▶ **RECORDS SHOWN**:
····················
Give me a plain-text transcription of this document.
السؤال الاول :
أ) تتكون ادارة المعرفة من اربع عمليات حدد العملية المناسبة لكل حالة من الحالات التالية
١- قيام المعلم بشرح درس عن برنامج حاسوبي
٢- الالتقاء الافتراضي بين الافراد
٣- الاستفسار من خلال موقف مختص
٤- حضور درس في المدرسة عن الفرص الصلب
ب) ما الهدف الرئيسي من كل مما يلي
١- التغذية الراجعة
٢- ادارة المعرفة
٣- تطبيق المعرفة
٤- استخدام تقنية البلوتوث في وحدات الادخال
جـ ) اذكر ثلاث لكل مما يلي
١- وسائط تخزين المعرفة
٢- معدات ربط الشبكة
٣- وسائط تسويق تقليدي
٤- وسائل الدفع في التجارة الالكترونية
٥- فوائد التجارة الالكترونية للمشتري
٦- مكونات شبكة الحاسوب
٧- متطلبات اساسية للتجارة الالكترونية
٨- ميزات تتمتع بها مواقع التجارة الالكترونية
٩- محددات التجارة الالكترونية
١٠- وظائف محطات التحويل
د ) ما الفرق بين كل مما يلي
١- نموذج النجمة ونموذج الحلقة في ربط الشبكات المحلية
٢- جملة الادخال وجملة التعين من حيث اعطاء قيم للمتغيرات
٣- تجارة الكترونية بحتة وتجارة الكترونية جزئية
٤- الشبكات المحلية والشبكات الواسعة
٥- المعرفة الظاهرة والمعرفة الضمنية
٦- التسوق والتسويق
····················
▶ **OBJECTIVE**:
Copy out all lines above that include the string "الادخال".

▶ **RESULT OF THE TASK**:
٤- استخدام تقنية البلوتوث في وحدات الادخال
٢- جملة الادخال وجملة التعين من حيث اعطاء قيم للمتغيرات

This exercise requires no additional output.